--- Items ---

-------

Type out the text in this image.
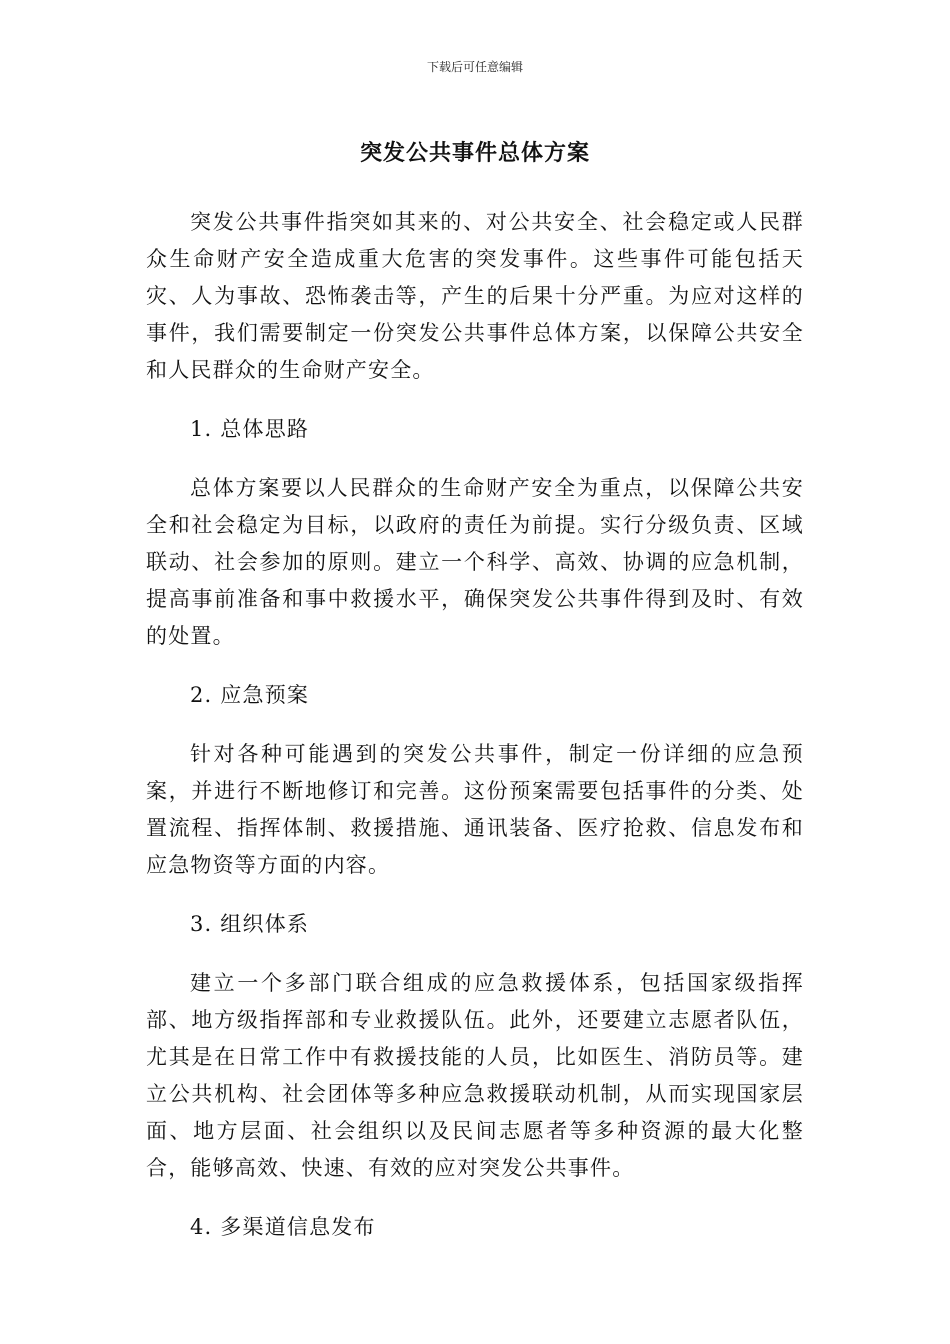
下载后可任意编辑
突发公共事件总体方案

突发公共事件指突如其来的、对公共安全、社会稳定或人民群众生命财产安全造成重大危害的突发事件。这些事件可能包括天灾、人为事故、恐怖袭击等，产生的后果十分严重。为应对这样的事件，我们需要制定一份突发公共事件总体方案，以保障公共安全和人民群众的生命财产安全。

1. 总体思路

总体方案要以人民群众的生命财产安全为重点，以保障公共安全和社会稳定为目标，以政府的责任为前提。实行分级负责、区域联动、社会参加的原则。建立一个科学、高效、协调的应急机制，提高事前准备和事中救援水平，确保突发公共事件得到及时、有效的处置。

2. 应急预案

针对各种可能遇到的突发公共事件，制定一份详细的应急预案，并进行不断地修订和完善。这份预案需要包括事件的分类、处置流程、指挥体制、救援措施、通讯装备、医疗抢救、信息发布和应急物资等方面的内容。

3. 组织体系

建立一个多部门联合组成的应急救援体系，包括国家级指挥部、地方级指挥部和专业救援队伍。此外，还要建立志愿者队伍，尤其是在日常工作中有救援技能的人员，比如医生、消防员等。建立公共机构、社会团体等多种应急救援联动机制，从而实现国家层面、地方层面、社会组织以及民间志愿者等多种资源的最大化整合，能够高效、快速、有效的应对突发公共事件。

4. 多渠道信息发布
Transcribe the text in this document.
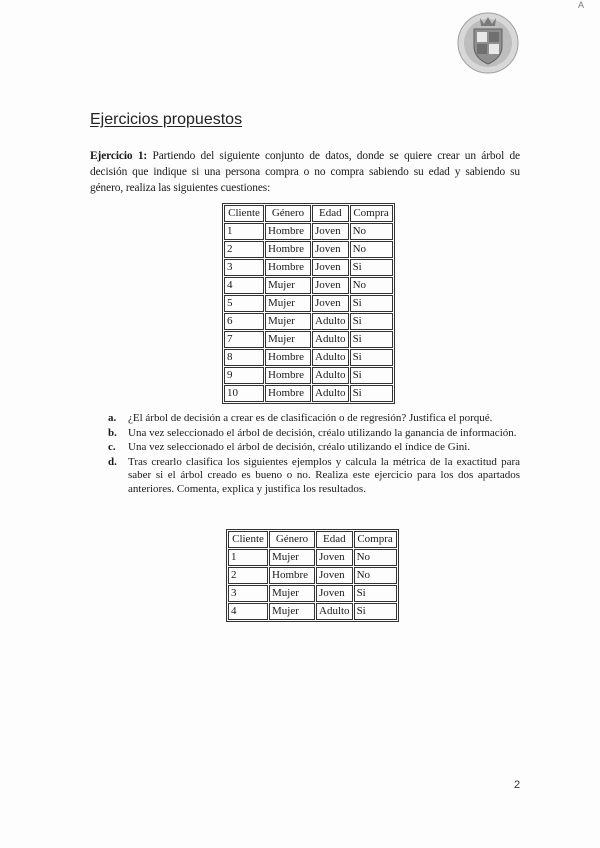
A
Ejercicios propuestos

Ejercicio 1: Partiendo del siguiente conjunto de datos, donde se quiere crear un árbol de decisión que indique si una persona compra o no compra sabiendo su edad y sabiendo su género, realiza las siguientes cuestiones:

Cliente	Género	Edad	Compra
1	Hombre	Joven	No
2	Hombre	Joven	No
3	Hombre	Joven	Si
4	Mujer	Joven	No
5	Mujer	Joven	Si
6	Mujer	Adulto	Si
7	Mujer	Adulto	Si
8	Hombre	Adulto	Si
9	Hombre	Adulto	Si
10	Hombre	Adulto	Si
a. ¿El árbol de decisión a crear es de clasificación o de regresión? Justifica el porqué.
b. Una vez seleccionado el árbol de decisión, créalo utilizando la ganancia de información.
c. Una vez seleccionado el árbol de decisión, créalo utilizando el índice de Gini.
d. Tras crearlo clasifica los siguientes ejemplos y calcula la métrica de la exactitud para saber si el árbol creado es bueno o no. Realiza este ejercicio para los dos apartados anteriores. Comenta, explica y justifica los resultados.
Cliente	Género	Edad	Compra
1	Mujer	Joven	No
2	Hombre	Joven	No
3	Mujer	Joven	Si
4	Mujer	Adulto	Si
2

-------

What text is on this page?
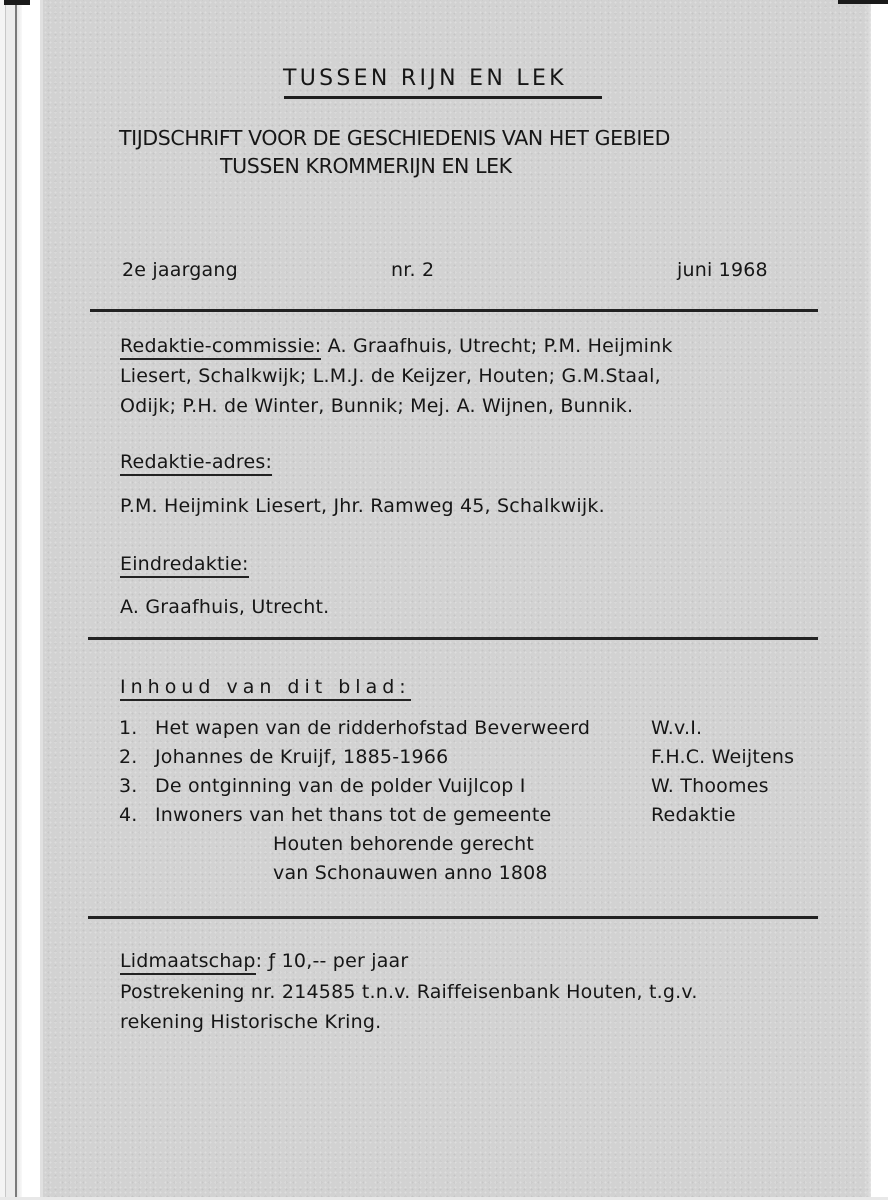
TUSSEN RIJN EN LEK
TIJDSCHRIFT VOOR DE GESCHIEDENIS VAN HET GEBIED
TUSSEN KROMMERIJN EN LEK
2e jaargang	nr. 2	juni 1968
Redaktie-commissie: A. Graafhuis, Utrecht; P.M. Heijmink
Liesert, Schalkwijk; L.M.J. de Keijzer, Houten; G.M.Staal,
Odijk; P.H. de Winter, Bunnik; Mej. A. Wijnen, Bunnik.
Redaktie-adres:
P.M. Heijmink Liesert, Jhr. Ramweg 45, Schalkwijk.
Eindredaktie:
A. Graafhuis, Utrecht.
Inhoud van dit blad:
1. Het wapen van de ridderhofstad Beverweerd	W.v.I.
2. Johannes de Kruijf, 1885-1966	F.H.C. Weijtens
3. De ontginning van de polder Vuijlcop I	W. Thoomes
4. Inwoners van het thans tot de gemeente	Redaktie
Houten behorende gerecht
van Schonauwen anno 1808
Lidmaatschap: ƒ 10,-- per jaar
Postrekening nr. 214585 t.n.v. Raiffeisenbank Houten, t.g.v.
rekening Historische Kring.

-------

--- What is being asked ---
The answer is a single number, the count of lines in the records that contain the string "Schalkwijk".

--- Written reply ---
2